--- Exercise ---
Omit the images, then output each of the records below exactly.

--- Input material ---
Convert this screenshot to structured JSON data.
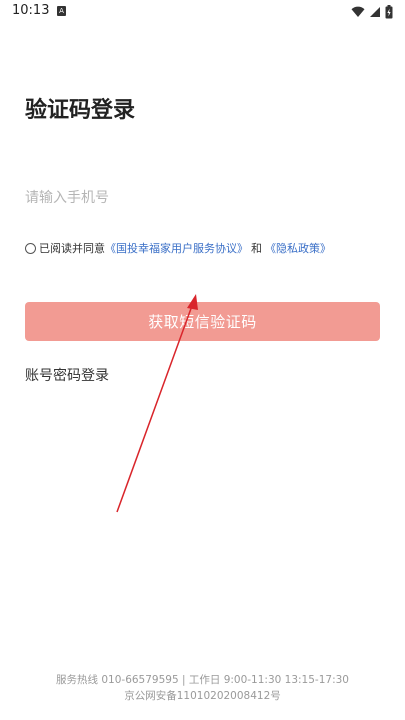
{
  "status_bar": {
    "time": "10:13",
    "sim_badge": "A",
    "icons": [
      "wifi-icon",
      "signal-icon",
      "battery-icon"
    ]
  },
  "page": {
    "title": "验证码登录",
    "phone_placeholder": "请输入手机号",
    "agreement": {
      "prefix": "已阅读并同意",
      "service_link": "《国投幸福家用户服务协议》",
      "connector": "和",
      "privacy_link": "《隐私政策》"
    },
    "submit_label": "获取短信验证码",
    "alt_login_label": "账号密码登录",
    "footer_line1": "服务热线 010-66579595 | 工作日 9:00-11:30 13:15-17:30",
    "footer_line2": "京公网安备11010202008412号"
  },
  "colors": {
    "accent_button": "#f29b93",
    "link": "#3a6fc7",
    "annotation_arrow": "#d9252b"
  }
}
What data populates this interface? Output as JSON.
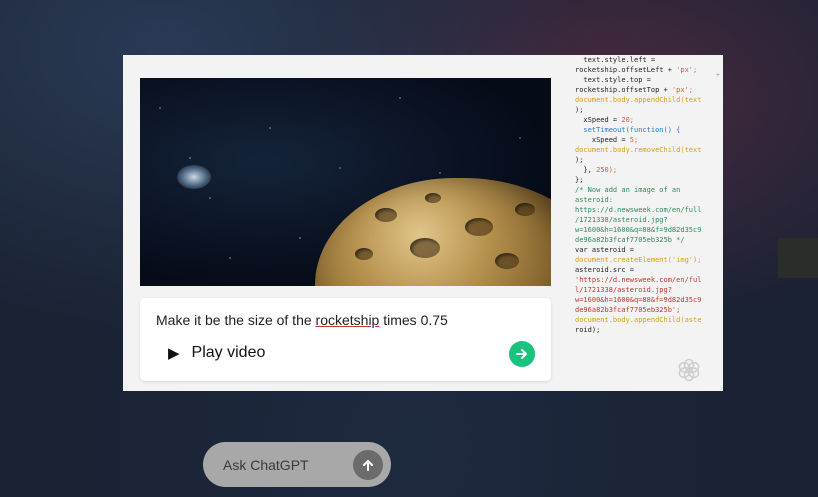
{
  "demo": {
    "prompt_prefix": "Make it be the size of the ",
    "prompt_underlined": "rocketship",
    "prompt_suffix": " times 0.75",
    "play_glyph": "▶",
    "play_label": "Play video",
    "send_icon": "arrow-right-icon",
    "accent_color": "#19c37d"
  },
  "code_panel": {
    "lines": [
      [
        "  text.style.left =",
        ""
      ],
      [
        "rocketship.offsetLeft + ",
        "'px';"
      ],
      [
        "  text.style.top =",
        ""
      ],
      [
        "rocketship.offsetTop + ",
        "'px';"
      ],
      [
        "",
        ""
      ],
      [
        "document.body.appendChild(text",
        ""
      ],
      [
        ");",
        ""
      ],
      [
        "  xSpeed = ",
        "20;"
      ],
      [
        "  setTimeout(function() {",
        ""
      ],
      [
        "    xSpeed = ",
        "5;"
      ],
      [
        "",
        ""
      ],
      [
        "document.body.removeChild(text",
        ""
      ],
      [
        ");",
        ""
      ],
      [
        "  }, ",
        "250);"
      ],
      [
        "};",
        ""
      ],
      [
        "",
        ""
      ],
      [
        "",
        ""
      ],
      [
        "/* Now add an image of an",
        ""
      ],
      [
        "asteroid:",
        ""
      ],
      [
        "https://d.newsweek.com/en/full",
        ""
      ],
      [
        "/1721338/asteroid.jpg?",
        ""
      ],
      [
        "w=1600&h=1600&q=88&f=9d82d35c9",
        ""
      ],
      [
        "de96a82b3fcaf7705eb325b */",
        ""
      ],
      [
        "var asteroid =",
        ""
      ],
      [
        "document.createElement('img');",
        ""
      ],
      [
        "asteroid.src =",
        ""
      ],
      [
        "'https://d.newsweek.com/en/ful",
        ""
      ],
      [
        "l/1721338/asteroid.jpg?",
        ""
      ],
      [
        "w=1600&h=1600&q=88&f=9d82d35c9",
        ""
      ],
      [
        "de96a82b3fcaf7705eb325b';",
        ""
      ],
      [
        "document.body.appendChild(aste",
        ""
      ],
      [
        "roid);",
        ""
      ]
    ],
    "scroll_marker": "+"
  },
  "ask_bar": {
    "placeholder": "Ask ChatGPT",
    "send_icon": "arrow-up-icon"
  }
}
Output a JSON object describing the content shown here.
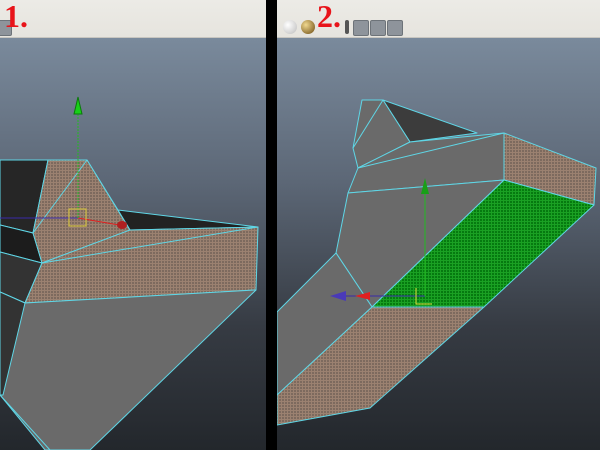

--- Response to this exercise ---
Convert this screenshot to structured JSON data.
{
  "status_bar": {
    "time": "10:13",
    "sim_badge": "A",
    "icons": [
      "wifi-icon",
      "signal-icon",
      "battery-icon"
    ]
  },
  "page": {
    "title": "验证码登录",
    "phone_placeholder": "请输入手机号",
    "agreement": {
      "prefix": "已阅读并同意",
      "service_link": "《国投幸福家用户服务协议》",
      "connector": "和",
      "privacy_link": "《隐私政策》"
    },
    "submit_label": "获取短信验证码",
    "alt_login_label": "账号密码登录",
    "footer_line1": "服务热线 010-66579595 | 工作日 9:00-11:30 13:15-17:30",
    "footer_line2": "京公网安备11010202008412号"
  },
  "colors": {
    "accent_button": "#f29b93",
    "link": "#3a6fc7",
    "annotation_arrow": "#d9252b"
  }
}
What data populates this interface? Output as JSON.
{
  "demo": {
    "prompt_prefix": "Make it be the size of the ",
    "prompt_underlined": "rocketship",
    "prompt_suffix": " times 0.75",
    "play_glyph": "▶",
    "play_label": "Play video",
    "send_icon": "arrow-right-icon",
    "accent_color": "#19c37d"
  },
  "code_panel": {
    "lines": [
      [
        "  text.style.left =",
        ""
      ],
      [
        "rocketship.offsetLeft + ",
        "'px';"
      ],
      [
        "  text.style.top =",
        ""
      ],
      [
        "rocketship.offsetTop + ",
        "'px';"
      ],
      [
        "",
        ""
      ],
      [
        "document.body.appendChild(text",
        ""
      ],
      [
        ");",
        ""
      ],
      [
        "  xSpeed = ",
        "20;"
      ],
      [
        "  setTimeout(function() {",
        ""
      ],
      [
        "    xSpeed = ",
        "5;"
      ],
      [
        "",
        ""
      ],
      [
        "document.body.removeChild(text",
        ""
      ],
      [
        ");",
        ""
      ],
      [
        "  }, ",
        "250);"
      ],
      [
        "};",
        ""
      ],
      [
        "",
        ""
      ],
      [
        "",
        ""
      ],
      [
        "/* Now add an image of an",
        ""
      ],
      [
        "asteroid:",
        ""
      ],
      [
        "https://d.newsweek.com/en/full",
        ""
      ],
      [
        "/1721338/asteroid.jpg?",
        ""
      ],
      [
        "w=1600&h=1600&q=88&f=9d82d35c9",
        ""
      ],
      [
        "de96a82b3fcaf7705eb325b */",
        ""
      ],
      [
        "var asteroid =",
        ""
      ],
      [
        "document.createElement('img');",
        ""
      ],
      [
        "asteroid.src =",
        ""
      ],
      [
        "'https://d.newsweek.com/en/ful",
        ""
      ],
      [
        "l/1721338/asteroid.jpg?",
        ""
      ],
      [
        "w=1600&h=1600&q=88&f=9d82d35c9",
        ""
      ],
      [
        "de96a82b3fcaf7705eb325b';",
        ""
      ],
      [
        "document.body.appendChild(aste",
        ""
      ],
      [
        "roid);",
        ""
      ]
    ],
    "scroll_marker": "+"
  },
  "ask_bar": {
    "placeholder": "Ask ChatGPT",
    "send_icon": "arrow-up-icon"
  }
}
Output a JSON object describing the content shown here.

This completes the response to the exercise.